* start Exercise inputs *

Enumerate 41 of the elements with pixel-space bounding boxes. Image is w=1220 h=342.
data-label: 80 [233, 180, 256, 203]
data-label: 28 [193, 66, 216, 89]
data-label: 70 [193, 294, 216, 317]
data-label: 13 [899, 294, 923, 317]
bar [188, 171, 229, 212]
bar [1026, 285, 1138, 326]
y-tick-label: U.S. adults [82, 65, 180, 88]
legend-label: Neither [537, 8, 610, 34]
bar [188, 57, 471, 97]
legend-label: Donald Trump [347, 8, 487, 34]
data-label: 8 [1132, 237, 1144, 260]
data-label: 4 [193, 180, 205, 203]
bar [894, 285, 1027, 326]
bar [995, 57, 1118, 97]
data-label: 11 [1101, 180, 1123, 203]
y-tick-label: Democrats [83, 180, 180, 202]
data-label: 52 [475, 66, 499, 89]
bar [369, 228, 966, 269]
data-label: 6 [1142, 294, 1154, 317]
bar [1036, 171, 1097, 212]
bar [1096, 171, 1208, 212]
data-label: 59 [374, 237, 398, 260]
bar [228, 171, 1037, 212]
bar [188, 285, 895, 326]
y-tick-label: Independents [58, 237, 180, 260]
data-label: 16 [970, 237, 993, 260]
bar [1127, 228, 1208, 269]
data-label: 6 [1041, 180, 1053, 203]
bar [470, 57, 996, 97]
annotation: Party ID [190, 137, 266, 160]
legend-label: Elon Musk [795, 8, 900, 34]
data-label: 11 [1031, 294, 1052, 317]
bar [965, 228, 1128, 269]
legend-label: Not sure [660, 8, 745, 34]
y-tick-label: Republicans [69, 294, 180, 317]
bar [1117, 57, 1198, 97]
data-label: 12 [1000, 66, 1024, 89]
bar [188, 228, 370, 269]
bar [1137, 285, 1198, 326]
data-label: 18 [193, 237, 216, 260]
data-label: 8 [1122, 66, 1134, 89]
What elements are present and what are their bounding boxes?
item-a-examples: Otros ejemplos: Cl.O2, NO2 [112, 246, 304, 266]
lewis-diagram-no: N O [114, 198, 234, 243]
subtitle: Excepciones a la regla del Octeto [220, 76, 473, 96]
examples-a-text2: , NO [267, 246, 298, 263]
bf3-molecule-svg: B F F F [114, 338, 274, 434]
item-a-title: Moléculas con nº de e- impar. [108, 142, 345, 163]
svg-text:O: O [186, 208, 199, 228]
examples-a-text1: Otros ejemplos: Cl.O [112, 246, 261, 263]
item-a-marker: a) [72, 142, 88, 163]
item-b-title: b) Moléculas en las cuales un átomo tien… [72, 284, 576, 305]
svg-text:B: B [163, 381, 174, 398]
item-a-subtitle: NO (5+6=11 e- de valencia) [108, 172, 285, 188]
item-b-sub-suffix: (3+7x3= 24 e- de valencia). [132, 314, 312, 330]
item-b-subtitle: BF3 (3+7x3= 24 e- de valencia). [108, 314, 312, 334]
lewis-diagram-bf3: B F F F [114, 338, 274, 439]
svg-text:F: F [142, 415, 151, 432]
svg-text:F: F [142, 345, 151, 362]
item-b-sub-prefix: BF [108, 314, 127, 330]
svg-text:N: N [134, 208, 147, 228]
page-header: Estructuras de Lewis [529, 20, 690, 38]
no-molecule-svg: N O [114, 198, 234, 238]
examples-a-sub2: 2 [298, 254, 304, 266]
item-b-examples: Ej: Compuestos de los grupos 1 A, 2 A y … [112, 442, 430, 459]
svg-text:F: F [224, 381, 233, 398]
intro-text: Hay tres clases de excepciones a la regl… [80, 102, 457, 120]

* end Exercise inputs *

▶ [Task brief]
Return every line of the records above that contains the string "bounding". The match is case-sensitive.

▶ [Result]
Enumerate 41 of the elements with pixel-space bounding boxes. Image is w=1220 h=342.
What elements are present and what are their bounding boxes?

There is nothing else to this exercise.